> YOUR OBJECTIVE
Quote all entries in full, exactly.

━━ DATA FOR THIS TASK ━━

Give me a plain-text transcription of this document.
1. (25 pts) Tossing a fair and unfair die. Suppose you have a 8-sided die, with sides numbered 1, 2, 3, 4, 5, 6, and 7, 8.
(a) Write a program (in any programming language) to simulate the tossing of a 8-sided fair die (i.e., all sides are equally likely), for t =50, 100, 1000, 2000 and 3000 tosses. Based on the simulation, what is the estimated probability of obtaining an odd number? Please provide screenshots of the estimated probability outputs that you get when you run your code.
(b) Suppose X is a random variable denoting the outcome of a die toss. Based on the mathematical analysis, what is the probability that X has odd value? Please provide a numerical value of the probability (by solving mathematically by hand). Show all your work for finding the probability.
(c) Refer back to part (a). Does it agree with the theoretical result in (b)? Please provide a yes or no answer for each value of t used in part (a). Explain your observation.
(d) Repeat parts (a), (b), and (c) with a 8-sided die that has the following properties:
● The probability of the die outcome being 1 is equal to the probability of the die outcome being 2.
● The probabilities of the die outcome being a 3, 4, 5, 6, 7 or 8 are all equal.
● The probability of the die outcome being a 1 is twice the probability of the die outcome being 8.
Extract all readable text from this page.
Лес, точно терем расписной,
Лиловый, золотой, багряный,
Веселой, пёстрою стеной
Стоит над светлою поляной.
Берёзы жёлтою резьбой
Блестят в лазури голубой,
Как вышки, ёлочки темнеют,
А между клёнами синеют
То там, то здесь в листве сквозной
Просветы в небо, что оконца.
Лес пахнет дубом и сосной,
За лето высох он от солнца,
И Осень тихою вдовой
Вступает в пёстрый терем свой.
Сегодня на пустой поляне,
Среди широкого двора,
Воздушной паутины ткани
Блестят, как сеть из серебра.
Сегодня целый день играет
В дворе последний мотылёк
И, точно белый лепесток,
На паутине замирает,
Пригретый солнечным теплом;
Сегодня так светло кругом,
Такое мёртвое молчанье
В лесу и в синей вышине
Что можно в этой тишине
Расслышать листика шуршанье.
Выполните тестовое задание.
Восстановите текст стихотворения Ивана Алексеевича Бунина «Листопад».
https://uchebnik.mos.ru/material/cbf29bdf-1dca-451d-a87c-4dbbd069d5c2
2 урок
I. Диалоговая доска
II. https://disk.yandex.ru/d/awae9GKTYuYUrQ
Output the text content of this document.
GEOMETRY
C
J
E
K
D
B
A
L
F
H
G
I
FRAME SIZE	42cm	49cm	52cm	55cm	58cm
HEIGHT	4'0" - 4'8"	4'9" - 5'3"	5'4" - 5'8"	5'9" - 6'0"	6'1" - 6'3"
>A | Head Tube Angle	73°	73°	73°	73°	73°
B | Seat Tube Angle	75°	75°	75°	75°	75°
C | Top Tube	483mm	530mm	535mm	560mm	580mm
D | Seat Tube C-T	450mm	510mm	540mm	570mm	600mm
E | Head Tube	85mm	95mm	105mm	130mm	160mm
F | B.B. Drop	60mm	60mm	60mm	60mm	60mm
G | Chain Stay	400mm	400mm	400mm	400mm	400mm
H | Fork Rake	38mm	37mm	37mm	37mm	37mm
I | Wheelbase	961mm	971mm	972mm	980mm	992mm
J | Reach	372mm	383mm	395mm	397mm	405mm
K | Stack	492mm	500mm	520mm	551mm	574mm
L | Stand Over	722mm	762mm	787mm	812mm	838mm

━━━

> FINISHED ANSWER
Give me a plain-text transcription of this document.
1. (25 pts) Tossing a fair and unfair die. Suppose you have a 8-sided die, with sides numbered 1, 2, 3, 4, 5, 6, and 7, 8.
(a) Write a program (in any programming language) to simulate the tossing of a 8-sided fair die (i.e., all sides are equally likely), for t =50, 100, 1000, 2000 and 3000 tosses. Based on the simulation, what is the estimated probability of obtaining an odd number? Please provide screenshots of the estimated probability outputs that you get when you run your code.
(b) Suppose X is a random variable denoting the outcome of a die toss. Based on the mathematical analysis, what is the probability that X has odd value? Please provide a numerical value of the probability (by solving mathematically by hand). Show all your work for finding the probability.
(c) Refer back to part (a). Does it agree with the theoretical result in (b)? Please provide a yes or no answer for each value of t used in part (a). Explain your observation.
(d) Repeat parts (a), (b), and (c) with a 8-sided die that has the following properties:
● The probability of the die outcome being 1 is equal to the probability of the die outcome being 2.
● The probabilities of the die outcome being a 3, 4, 5, 6, 7 or 8 are all equal.
● The probability of the die outcome being a 1 is twice the probability of the die outcome being 8.
Extract all readable text from this page.
Лес, точно терем расписной,
Лиловый, золотой, багряный,
Веселой, пёстрою стеной
Стоит над светлою поляной.
Берёзы жёлтою резьбой
Блестят в лазури голубой,
Как вышки, ёлочки темнеют,
А между клёнами синеют
То там, то здесь в листве сквозной
Просветы в небо, что оконца.
Лес пахнет дубом и сосной,
За лето высох он от солнца,
И Осень тихою вдовой
Вступает в пёстрый терем свой.
Сегодня на пустой поляне,
Среди широкого двора,
Воздушной паутины ткани
Блестят, как сеть из серебра.
Сегодня целый день играет
В дворе последний мотылёк
И, точно белый лепесток,
На паутине замирает,
Пригретый солнечным теплом;
Сегодня так светло кругом,
Такое мёртвое молчанье
В лесу и в синей вышине
Что можно в этой тишине
Расслышать листика шуршанье.
Выполните тестовое задание.
Восстановите текст стихотворения Ивана Алексеевича Бунина «Листопад».
https://uchebnik.mos.ru/material/cbf29bdf-1dca-451d-a87c-4dbbd069d5c2
2 урок
I. Диалоговая доска
II. https://disk.yandex.ru/d/awae9GKTYuYUrQ
Output the text content of this document.
GEOMETRY
C
J
E
K
D
B
A
L
F
H
G
I
FRAME SIZE	42cm	49cm	52cm	55cm	58cm
HEIGHT	4'0" - 4'8"	4'9" - 5'3"	5'4" - 5'8"	5'9" - 6'0"	6'1" - 6'3"
>A | Head Tube Angle	73°	73°	73°	73°	73°
B | Seat Tube Angle	75°	75°	75°	75°	75°
C | Top Tube	483mm	530mm	535mm	560mm	580mm
D | Seat Tube C-T	450mm	510mm	540mm	570mm	600mm
E | Head Tube	85mm	95mm	105mm	130mm	160mm
F | B.B. Drop	60mm	60mm	60mm	60mm	60mm
G | Chain Stay	400mm	400mm	400mm	400mm	400mm
H | Fork Rake	38mm	37mm	37mm	37mm	37mm
I | Wheelbase	961mm	971mm	972mm	980mm	992mm
J | Reach	372mm	383mm	395mm	397mm	405mm
K | Stack	492mm	500mm	520mm	551mm	574mm
L | Stand Over	722mm	762mm	787mm	812mm	838mm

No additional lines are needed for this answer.